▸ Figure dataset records
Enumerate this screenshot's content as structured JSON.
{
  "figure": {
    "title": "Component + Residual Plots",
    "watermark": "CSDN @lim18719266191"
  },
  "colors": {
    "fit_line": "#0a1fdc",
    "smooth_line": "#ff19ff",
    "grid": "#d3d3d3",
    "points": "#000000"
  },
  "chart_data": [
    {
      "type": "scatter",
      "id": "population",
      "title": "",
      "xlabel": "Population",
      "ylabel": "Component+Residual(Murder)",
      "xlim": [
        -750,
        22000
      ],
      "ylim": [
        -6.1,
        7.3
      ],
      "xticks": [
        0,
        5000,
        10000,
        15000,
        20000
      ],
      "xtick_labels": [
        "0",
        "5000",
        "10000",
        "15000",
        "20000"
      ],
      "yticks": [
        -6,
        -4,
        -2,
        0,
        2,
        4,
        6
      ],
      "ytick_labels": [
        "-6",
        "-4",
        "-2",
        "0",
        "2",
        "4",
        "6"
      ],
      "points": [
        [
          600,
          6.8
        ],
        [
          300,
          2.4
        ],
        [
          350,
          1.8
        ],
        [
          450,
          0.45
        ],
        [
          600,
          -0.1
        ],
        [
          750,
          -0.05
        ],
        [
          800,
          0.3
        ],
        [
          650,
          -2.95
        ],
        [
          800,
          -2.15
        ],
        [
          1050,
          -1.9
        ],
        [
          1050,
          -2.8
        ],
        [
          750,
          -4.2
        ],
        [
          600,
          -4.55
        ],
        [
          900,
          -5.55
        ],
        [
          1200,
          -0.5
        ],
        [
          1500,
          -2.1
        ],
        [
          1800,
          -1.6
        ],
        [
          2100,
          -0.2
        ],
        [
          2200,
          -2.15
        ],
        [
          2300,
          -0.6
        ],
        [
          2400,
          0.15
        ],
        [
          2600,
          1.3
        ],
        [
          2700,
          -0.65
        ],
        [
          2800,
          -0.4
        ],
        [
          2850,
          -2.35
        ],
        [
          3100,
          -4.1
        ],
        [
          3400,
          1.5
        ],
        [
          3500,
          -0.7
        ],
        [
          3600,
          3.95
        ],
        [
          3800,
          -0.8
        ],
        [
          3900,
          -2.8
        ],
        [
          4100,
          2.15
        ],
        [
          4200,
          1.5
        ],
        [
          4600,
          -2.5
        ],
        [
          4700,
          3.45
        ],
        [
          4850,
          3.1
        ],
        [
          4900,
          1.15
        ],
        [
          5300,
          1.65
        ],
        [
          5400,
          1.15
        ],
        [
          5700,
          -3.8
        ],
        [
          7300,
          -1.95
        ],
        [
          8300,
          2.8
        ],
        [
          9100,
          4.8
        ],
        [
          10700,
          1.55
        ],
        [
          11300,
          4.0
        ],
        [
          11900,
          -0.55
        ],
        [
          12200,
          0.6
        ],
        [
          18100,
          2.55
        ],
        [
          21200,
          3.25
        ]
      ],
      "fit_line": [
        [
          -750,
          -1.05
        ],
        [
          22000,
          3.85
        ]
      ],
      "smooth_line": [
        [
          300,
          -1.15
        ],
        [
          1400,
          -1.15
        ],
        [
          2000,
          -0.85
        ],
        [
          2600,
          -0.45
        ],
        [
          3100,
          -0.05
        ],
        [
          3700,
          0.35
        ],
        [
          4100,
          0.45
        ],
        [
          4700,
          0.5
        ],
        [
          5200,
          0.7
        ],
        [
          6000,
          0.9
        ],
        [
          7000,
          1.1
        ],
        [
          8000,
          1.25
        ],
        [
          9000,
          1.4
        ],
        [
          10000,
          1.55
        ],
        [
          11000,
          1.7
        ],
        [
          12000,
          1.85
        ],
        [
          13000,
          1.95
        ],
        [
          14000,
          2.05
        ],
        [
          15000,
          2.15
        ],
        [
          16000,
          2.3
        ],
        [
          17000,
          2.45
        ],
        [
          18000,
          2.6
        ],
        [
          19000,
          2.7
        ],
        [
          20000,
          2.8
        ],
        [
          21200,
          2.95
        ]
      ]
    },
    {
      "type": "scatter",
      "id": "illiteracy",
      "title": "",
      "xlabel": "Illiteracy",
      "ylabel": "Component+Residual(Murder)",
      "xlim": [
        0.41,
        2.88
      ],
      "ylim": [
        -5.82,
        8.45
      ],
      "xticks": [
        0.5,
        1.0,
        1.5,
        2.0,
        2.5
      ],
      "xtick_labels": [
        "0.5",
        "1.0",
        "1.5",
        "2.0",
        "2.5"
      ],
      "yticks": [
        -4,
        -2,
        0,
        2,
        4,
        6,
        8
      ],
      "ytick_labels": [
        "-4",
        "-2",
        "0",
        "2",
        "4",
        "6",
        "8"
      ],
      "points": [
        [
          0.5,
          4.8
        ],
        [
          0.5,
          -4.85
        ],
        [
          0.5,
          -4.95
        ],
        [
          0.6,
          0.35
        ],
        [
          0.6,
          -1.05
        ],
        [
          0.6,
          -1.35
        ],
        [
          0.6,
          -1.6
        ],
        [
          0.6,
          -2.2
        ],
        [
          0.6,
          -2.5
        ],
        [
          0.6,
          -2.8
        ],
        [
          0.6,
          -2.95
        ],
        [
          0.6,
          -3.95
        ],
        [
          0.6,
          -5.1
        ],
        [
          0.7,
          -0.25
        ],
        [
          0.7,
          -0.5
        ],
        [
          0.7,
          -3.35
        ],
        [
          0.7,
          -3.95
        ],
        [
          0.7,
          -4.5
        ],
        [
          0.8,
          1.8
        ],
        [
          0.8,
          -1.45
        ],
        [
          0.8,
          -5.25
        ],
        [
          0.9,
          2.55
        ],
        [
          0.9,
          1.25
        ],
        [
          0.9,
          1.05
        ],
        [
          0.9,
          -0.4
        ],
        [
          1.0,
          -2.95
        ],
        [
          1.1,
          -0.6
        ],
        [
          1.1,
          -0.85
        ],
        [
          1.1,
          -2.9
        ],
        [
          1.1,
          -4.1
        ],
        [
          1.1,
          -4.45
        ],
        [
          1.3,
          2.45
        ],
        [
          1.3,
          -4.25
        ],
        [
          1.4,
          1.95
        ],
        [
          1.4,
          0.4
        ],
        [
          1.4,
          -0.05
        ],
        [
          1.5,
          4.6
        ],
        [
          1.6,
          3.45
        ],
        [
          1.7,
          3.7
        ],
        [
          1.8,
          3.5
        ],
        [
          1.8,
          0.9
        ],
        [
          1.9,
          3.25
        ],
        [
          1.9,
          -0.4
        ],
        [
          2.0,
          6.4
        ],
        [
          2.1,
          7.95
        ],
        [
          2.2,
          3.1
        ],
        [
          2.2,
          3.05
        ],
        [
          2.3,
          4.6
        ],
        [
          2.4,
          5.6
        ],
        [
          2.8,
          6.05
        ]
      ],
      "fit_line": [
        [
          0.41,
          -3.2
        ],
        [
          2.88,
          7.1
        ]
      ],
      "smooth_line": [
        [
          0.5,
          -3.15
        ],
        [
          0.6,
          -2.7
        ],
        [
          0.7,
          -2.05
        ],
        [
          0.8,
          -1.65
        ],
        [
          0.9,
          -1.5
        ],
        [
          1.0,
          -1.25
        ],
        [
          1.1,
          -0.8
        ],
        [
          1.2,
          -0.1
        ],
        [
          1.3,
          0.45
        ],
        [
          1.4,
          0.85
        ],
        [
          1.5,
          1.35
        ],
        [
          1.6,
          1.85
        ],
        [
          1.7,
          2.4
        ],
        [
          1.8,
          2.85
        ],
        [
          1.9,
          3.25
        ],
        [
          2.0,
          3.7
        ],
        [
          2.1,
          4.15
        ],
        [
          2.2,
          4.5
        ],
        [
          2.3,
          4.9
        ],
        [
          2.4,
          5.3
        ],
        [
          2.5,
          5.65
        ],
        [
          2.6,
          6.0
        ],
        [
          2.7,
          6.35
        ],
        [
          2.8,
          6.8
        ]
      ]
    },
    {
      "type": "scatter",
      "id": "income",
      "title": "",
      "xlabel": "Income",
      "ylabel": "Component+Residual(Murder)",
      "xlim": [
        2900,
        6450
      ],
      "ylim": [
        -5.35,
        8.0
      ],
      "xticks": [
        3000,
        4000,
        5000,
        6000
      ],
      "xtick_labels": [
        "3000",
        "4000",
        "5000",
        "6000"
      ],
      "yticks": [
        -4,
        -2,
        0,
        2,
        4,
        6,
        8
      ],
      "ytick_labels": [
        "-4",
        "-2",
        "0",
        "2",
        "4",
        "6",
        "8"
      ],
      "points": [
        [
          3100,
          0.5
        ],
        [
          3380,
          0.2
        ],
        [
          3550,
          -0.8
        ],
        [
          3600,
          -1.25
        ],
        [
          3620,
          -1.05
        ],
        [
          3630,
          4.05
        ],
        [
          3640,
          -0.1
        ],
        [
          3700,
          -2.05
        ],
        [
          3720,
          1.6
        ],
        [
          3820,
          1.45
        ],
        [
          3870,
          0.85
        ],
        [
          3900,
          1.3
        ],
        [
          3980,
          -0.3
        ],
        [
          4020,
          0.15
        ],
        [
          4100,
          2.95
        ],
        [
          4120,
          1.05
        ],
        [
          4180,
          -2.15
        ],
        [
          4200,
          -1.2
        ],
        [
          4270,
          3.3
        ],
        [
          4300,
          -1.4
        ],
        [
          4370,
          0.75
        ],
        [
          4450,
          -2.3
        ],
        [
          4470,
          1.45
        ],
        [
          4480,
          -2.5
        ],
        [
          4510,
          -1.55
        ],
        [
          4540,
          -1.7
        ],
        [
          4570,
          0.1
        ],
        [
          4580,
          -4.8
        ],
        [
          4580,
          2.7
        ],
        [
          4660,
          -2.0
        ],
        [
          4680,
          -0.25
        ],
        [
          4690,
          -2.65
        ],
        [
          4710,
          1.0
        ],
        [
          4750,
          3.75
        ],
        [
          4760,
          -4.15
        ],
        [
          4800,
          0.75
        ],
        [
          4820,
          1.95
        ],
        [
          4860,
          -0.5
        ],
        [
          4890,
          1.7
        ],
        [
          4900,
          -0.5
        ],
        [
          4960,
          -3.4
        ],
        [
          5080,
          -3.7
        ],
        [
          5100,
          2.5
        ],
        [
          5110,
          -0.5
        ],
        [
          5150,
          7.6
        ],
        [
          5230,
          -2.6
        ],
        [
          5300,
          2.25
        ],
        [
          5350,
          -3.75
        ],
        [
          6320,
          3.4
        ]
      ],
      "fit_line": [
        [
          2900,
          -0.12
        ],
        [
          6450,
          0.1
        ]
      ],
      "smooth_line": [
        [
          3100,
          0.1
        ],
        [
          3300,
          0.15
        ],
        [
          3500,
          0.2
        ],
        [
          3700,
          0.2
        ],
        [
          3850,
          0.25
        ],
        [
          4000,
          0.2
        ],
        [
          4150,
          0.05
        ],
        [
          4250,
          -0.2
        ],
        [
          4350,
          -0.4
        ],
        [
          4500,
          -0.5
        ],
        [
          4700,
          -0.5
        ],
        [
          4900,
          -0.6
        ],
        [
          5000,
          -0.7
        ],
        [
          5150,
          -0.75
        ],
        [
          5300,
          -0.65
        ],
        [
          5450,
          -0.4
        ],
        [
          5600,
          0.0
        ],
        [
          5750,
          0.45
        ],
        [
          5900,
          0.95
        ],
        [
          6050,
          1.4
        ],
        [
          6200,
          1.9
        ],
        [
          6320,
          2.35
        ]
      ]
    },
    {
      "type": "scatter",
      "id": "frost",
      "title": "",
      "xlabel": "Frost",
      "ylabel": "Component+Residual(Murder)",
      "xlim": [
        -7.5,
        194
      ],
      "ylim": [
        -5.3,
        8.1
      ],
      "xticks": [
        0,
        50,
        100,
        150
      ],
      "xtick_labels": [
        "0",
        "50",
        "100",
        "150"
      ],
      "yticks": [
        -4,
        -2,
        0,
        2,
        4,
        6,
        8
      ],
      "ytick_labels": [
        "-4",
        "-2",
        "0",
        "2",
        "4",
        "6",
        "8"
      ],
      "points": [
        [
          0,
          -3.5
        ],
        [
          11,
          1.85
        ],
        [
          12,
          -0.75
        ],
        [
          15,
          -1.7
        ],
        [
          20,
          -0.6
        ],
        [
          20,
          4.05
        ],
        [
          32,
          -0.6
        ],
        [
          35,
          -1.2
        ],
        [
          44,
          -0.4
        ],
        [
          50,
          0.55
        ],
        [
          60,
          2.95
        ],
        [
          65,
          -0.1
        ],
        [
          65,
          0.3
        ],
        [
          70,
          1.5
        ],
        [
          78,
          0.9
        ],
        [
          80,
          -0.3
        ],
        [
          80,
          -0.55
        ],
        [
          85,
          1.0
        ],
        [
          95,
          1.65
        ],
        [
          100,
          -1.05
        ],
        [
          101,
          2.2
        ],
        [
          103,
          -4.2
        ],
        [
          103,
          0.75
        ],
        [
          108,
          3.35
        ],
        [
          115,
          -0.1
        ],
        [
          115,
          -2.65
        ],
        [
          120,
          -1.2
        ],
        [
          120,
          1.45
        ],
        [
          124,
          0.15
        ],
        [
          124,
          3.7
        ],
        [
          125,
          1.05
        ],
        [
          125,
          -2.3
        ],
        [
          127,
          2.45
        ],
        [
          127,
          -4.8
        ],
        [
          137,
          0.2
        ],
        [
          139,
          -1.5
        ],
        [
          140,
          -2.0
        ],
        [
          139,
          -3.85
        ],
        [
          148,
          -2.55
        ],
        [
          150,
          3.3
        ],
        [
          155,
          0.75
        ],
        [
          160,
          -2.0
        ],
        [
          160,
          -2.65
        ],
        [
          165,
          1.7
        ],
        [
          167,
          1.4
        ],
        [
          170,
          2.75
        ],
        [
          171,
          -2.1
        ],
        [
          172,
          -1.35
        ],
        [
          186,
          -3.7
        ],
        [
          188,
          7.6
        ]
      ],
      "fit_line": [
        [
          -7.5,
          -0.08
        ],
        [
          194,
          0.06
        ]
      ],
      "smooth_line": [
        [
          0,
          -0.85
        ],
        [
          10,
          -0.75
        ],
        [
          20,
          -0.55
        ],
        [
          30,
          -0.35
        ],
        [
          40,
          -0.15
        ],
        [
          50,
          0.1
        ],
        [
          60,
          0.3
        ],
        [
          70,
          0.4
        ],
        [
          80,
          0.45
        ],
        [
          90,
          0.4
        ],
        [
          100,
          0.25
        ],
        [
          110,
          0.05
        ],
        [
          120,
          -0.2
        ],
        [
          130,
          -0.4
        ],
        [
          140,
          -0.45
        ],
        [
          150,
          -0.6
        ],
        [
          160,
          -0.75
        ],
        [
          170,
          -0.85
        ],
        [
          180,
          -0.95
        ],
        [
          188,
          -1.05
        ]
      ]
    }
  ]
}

▸ What needs to be done
Filter the records, keeping only lines that contain "xlabel", and show those lines.

▸ Complete answer
      "xlabel": "Population",
      "xlabel": "Illiteracy",
      "xlabel": "Income",
      "xlabel": "Frost",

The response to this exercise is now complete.